======== Data in this exercise ========

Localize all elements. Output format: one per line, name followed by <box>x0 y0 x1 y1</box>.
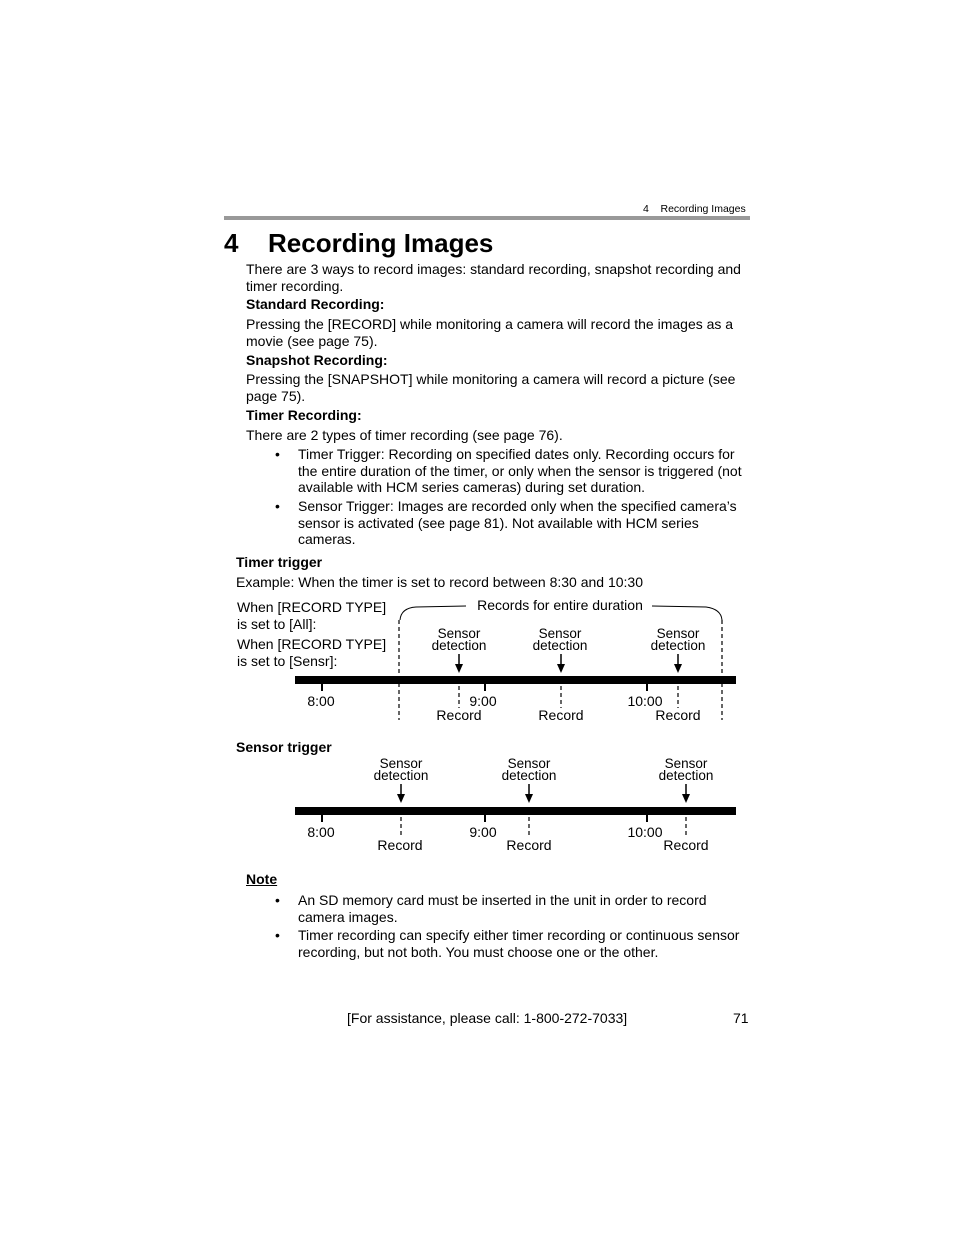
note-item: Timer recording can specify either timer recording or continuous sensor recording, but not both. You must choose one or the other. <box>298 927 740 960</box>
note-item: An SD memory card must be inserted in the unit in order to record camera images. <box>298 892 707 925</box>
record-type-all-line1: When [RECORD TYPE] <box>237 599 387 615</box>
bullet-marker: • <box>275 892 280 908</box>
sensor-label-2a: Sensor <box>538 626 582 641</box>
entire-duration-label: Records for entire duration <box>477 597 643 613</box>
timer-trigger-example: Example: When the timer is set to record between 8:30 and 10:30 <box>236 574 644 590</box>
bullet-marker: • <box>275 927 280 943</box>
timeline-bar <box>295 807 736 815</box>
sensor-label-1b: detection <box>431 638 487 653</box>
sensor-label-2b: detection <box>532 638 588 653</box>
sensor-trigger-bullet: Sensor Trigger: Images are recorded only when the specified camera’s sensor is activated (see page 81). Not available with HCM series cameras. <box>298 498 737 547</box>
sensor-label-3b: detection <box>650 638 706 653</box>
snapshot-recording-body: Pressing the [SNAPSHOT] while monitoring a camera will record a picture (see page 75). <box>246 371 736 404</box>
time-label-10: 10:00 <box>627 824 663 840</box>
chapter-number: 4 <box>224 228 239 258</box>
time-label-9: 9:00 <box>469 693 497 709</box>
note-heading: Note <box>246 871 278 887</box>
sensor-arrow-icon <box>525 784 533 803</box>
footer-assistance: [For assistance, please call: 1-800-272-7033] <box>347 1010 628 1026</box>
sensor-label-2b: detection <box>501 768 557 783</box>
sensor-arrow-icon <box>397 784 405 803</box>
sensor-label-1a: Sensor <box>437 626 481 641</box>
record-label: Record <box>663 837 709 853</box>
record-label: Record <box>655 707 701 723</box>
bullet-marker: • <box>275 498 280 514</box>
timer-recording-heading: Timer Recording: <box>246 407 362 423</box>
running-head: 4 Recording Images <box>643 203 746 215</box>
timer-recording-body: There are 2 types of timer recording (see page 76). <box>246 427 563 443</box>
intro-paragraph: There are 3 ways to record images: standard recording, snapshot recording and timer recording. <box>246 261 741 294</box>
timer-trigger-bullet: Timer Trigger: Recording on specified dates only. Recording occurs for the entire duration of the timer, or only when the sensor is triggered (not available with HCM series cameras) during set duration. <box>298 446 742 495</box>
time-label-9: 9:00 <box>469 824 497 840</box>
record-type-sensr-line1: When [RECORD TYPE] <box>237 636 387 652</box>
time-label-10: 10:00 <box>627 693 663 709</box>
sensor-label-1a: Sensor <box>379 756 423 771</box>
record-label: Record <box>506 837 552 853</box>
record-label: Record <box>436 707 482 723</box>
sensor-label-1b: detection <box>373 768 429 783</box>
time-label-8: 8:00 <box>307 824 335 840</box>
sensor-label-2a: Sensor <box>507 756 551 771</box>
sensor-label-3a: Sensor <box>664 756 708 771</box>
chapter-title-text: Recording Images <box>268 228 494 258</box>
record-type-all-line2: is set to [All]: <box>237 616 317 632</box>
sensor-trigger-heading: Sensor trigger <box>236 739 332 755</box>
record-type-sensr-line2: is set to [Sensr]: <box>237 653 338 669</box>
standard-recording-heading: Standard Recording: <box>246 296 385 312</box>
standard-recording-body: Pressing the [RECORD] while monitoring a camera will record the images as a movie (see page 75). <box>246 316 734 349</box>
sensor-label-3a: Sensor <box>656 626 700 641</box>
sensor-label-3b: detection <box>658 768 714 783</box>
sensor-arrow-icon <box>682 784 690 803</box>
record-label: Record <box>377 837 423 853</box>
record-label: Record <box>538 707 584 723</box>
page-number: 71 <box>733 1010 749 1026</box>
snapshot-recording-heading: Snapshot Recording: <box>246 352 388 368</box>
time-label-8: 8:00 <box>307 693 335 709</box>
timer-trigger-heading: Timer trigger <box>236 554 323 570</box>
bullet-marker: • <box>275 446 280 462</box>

========

• _The task_
Copy out every item above word for word, leaving out the pictures.

• _Exercise answer_
Localize all elements. Output format: one per line, name followed by <box>x0 y0 x1 y1</box>.
note-item: Timer recording can specify either timer recording or continuous sensor recording, but not both. You must choose one or the other. <box>298 927 740 960</box>
note-item: An SD memory card must be inserted in the unit in order to record camera images. <box>298 892 707 925</box>
record-type-all-line1: When [RECORD TYPE] <box>237 599 387 615</box>
bullet-marker: • <box>275 892 280 908</box>
sensor-label-2a: Sensor <box>538 626 582 641</box>
entire-duration-label: Records for entire duration <box>477 597 643 613</box>
timer-trigger-example: Example: When the timer is set to record between 8:30 and 10:30 <box>236 574 644 590</box>
bullet-marker: • <box>275 927 280 943</box>
timeline-bar <box>295 807 736 815</box>
sensor-label-1b: detection <box>431 638 487 653</box>
sensor-label-2b: detection <box>532 638 588 653</box>
sensor-trigger-bullet: Sensor Trigger: Images are recorded only when the specified camera’s sensor is activated (see page 81). Not available with HCM series cameras. <box>298 498 737 547</box>
sensor-label-3b: detection <box>650 638 706 653</box>
snapshot-recording-body: Pressing the [SNAPSHOT] while monitoring a camera will record a picture (see page 75). <box>246 371 736 404</box>
time-label-10: 10:00 <box>627 824 663 840</box>
chapter-number: 4 <box>224 228 239 258</box>
time-label-9: 9:00 <box>469 693 497 709</box>
note-heading: Note <box>246 871 278 887</box>
sensor-arrow-icon <box>525 784 533 803</box>
footer-assistance: [For assistance, please call: 1-800-272-7033] <box>347 1010 628 1026</box>
sensor-label-2b: detection <box>501 768 557 783</box>
sensor-arrow-icon <box>397 784 405 803</box>
sensor-label-1a: Sensor <box>437 626 481 641</box>
record-label: Record <box>663 837 709 853</box>
record-label: Record <box>655 707 701 723</box>
bullet-marker: • <box>275 498 280 514</box>
timer-recording-heading: Timer Recording: <box>246 407 362 423</box>
running-head: 4 Recording Images <box>643 203 746 215</box>
timer-recording-body: There are 2 types of timer recording (see page 76). <box>246 427 563 443</box>
intro-paragraph: There are 3 ways to record images: standard recording, snapshot recording and timer recording. <box>246 261 741 294</box>
timer-trigger-bullet: Timer Trigger: Recording on specified dates only. Recording occurs for the entire duration of the timer, or only when the sensor is triggered (not available with HCM series cameras) during set duration. <box>298 446 742 495</box>
time-label-9: 9:00 <box>469 824 497 840</box>
record-type-sensr-line1: When [RECORD TYPE] <box>237 636 387 652</box>
time-label-10: 10:00 <box>627 693 663 709</box>
sensor-label-1a: Sensor <box>379 756 423 771</box>
record-label: Record <box>506 837 552 853</box>
record-label: Record <box>436 707 482 723</box>
sensor-label-1b: detection <box>373 768 429 783</box>
time-label-8: 8:00 <box>307 824 335 840</box>
sensor-label-2a: Sensor <box>507 756 551 771</box>
sensor-label-3a: Sensor <box>664 756 708 771</box>
chapter-title-text: Recording Images <box>268 228 494 258</box>
record-type-all-line2: is set to [All]: <box>237 616 317 632</box>
sensor-trigger-heading: Sensor trigger <box>236 739 332 755</box>
record-type-sensr-line2: is set to [Sensr]: <box>237 653 338 669</box>
standard-recording-heading: Standard Recording: <box>246 296 385 312</box>
standard-recording-body: Pressing the [RECORD] while monitoring a camera will record the images as a movie (see page 75). <box>246 316 734 349</box>
sensor-label-3a: Sensor <box>656 626 700 641</box>
sensor-label-3b: detection <box>658 768 714 783</box>
sensor-arrow-icon <box>682 784 690 803</box>
record-label: Record <box>377 837 423 853</box>
record-label: Record <box>538 707 584 723</box>
page-number: 71 <box>733 1010 749 1026</box>
snapshot-recording-heading: Snapshot Recording: <box>246 352 388 368</box>
time-label-8: 8:00 <box>307 693 335 709</box>
timer-trigger-heading: Timer trigger <box>236 554 323 570</box>
bullet-marker: • <box>275 446 280 462</box>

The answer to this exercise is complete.